[START Supplied material]

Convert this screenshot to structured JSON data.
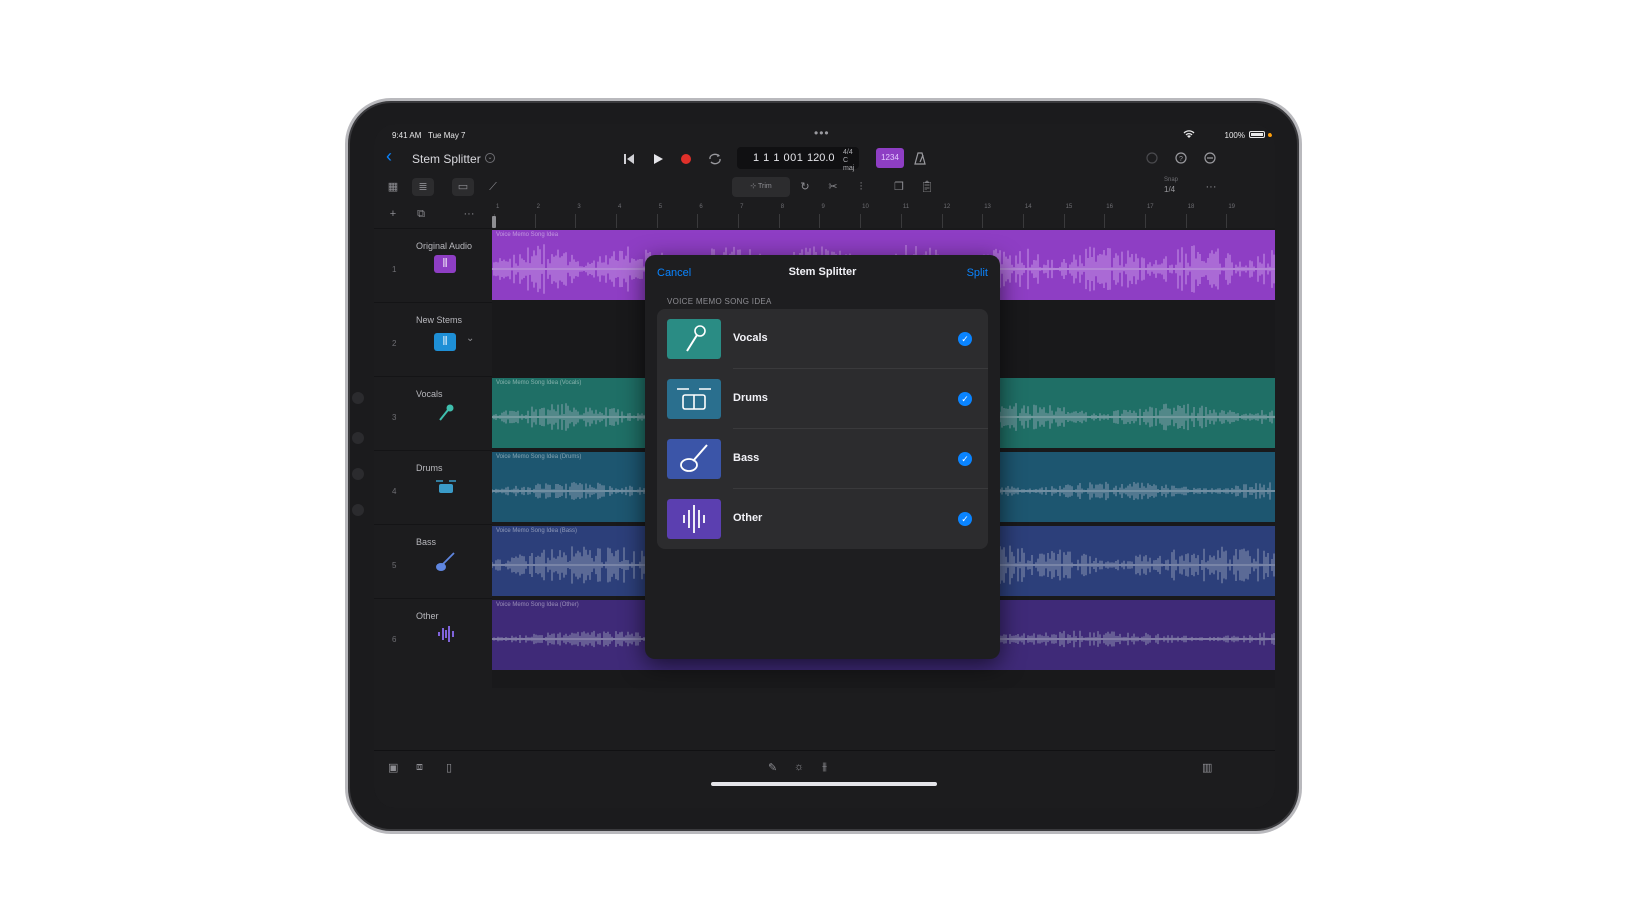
{
  "status_bar": {
    "time": "9:41 AM",
    "date": "Tue May 7",
    "battery": "100%"
  },
  "header": {
    "project_title": "Stem Splitter",
    "lcd": {
      "position": "1 1 1 001",
      "tempo": "120.0",
      "time_signature": "4/4",
      "key": "C maj"
    },
    "count_in": "1234"
  },
  "toolbar": {
    "trim_label": "Trim",
    "snap_label": "Snap",
    "snap_value": "1/4"
  },
  "ruler": {
    "bars": [
      "1",
      "2",
      "3",
      "4",
      "5",
      "6",
      "7",
      "8",
      "9",
      "10",
      "11",
      "12",
      "13",
      "14",
      "15",
      "16",
      "17",
      "18",
      "19"
    ]
  },
  "tracks": [
    {
      "number": "1",
      "name": "Original Audio",
      "region": "Voice Memo Song Idea",
      "color": "#8e3ec4"
    },
    {
      "number": "2",
      "name": "New Stems",
      "region": "",
      "color": "#1e8fd6"
    },
    {
      "number": "3",
      "name": "Vocals",
      "region": "Voice Memo Song Idea (Vocals)",
      "color": "#1f6f66"
    },
    {
      "number": "4",
      "name": "Drums",
      "region": "Voice Memo Song Idea (Drums)",
      "color": "#1d5670"
    },
    {
      "number": "5",
      "name": "Bass",
      "region": "Voice Memo Song Idea (Bass)",
      "color": "#2c3f7a"
    },
    {
      "number": "6",
      "name": "Other",
      "region": "Voice Memo Song Idea (Other)",
      "color": "#3f2a78"
    }
  ],
  "modal": {
    "cancel_label": "Cancel",
    "title": "Stem Splitter",
    "split_label": "Split",
    "section_label": "VOICE MEMO SONG IDEA",
    "stems": [
      {
        "label": "Vocals",
        "icon": "microphone-icon",
        "color": "#2a8c84",
        "checked": true
      },
      {
        "label": "Drums",
        "icon": "drum-kit-icon",
        "color": "#2a6f8e",
        "checked": true
      },
      {
        "label": "Bass",
        "icon": "bass-guitar-icon",
        "color": "#3b55a8",
        "checked": true
      },
      {
        "label": "Other",
        "icon": "waveform-icon",
        "color": "#5b3fb0",
        "checked": true
      }
    ]
  },
  "colors": {
    "accent": "#0a84ff",
    "background": "#1c1c1e"
  }
}
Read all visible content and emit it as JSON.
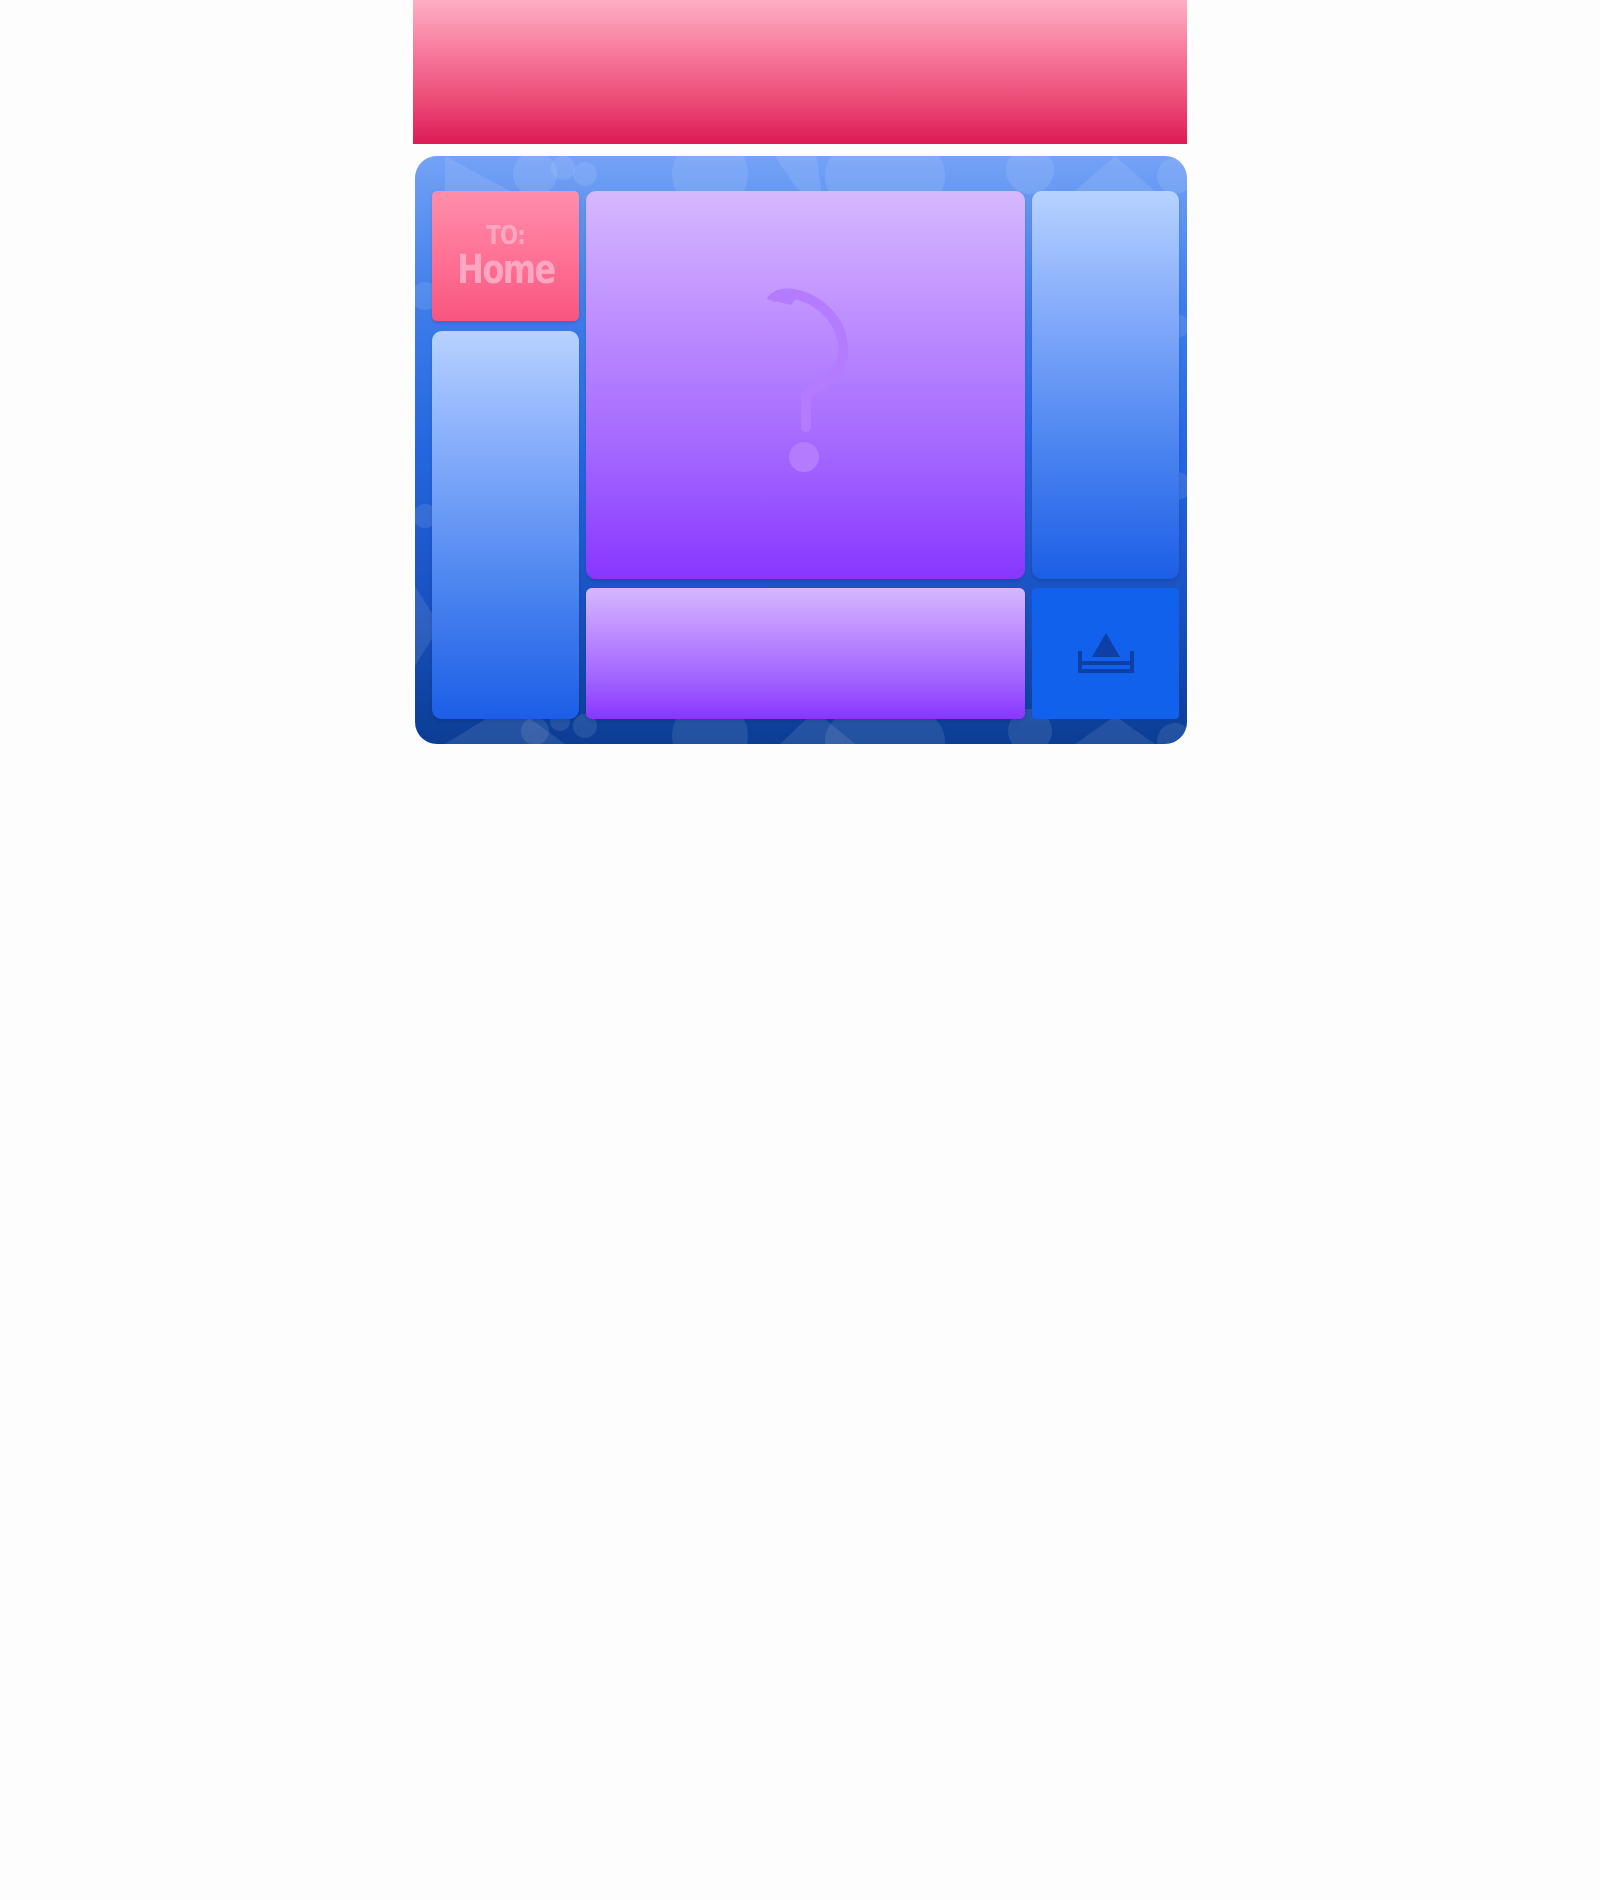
{
  "colors": {
    "banner_top": "#ffafc5",
    "banner_bottom": "#dd1a55",
    "board_top": "#74a2f6",
    "board_bottom": "#0b3d94",
    "destination_tile": "#ff6f94",
    "destination_text": "#ffa7c0",
    "blue_tile_top": "#b7d2ff",
    "blue_tile_bottom": "#1c5ee6",
    "purple_tile_top": "#d6b8ff",
    "purple_tile_bottom": "#8836ff",
    "action_tile": "#1261ed",
    "action_icon": "#0d3fa6",
    "mystery_glyph": "#b47bff"
  },
  "destination": {
    "prefix": "TO:",
    "name": "Home"
  },
  "icons": {
    "mystery": "question-mark-icon",
    "action": "eject-upload-icon",
    "pattern": "card-suits-pattern"
  }
}
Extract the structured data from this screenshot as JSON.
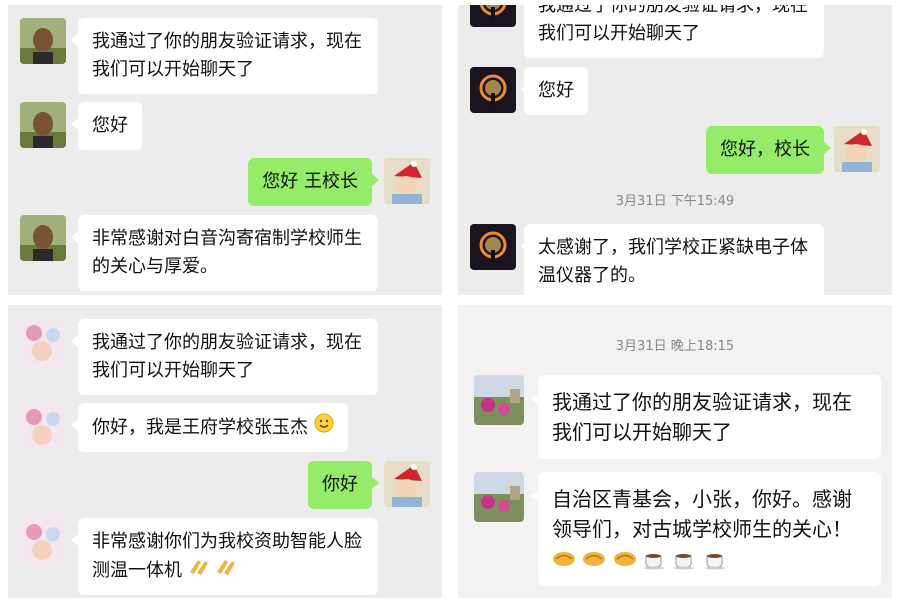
{
  "panel1": {
    "messages": [
      {
        "text": "我通过了你的朋友验证请求，现在我们可以开始聊天了"
      },
      {
        "text": "您好"
      },
      {
        "text": "您好 王校长"
      },
      {
        "text": "非常感谢对白音沟寄宿制学校师生的关心与厚爱。"
      }
    ]
  },
  "panel2": {
    "messages": [
      {
        "text": "我通过了你的朋友验证请求，现在我们可以开始聊天了"
      },
      {
        "text": "您好"
      },
      {
        "text": "您好，校长"
      },
      {
        "text": "太感谢了，我们学校正紧缺电子体温仪器了的。"
      }
    ],
    "timestamp": "3月31日 下午15:49"
  },
  "panel3": {
    "messages": [
      {
        "text": "我通过了你的朋友验证请求，现在我们可以开始聊天了"
      },
      {
        "text": "你好，我是王府学校张玉杰"
      },
      {
        "text": "你好"
      },
      {
        "text": "非常感谢你们为我校资助智能人脸测温一体机"
      }
    ]
  },
  "panel4": {
    "timestamp": "3月31日 晚上18:15",
    "messages": [
      {
        "text": "我通过了你的朋友验证请求，现在我们可以开始聊天了"
      },
      {
        "text": "自治区青基会，小张，你好。感谢领导们，对古城学校师生的关心！"
      }
    ]
  },
  "colors": {
    "incoming": "#ffffff",
    "outgoing": "#95ec69",
    "background": "#ececec"
  },
  "icons": [
    "man-avatar-icon",
    "sun-glow-avatar-icon",
    "child-santa-avatar-icon",
    "girl-collage-avatar-icon",
    "garden-avatar-icon",
    "smile-emoji-icon",
    "clap-emoji-icon",
    "handshake-emoji-icon",
    "coffee-emoji-icon"
  ]
}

[END Supplied material]

Exercise objective –
Find the lines above holding the word "Other" and show them.

Answer below –
      "name": "Other",
      "region": "Voice Memo Song Idea (Other)",
        "label": "Other",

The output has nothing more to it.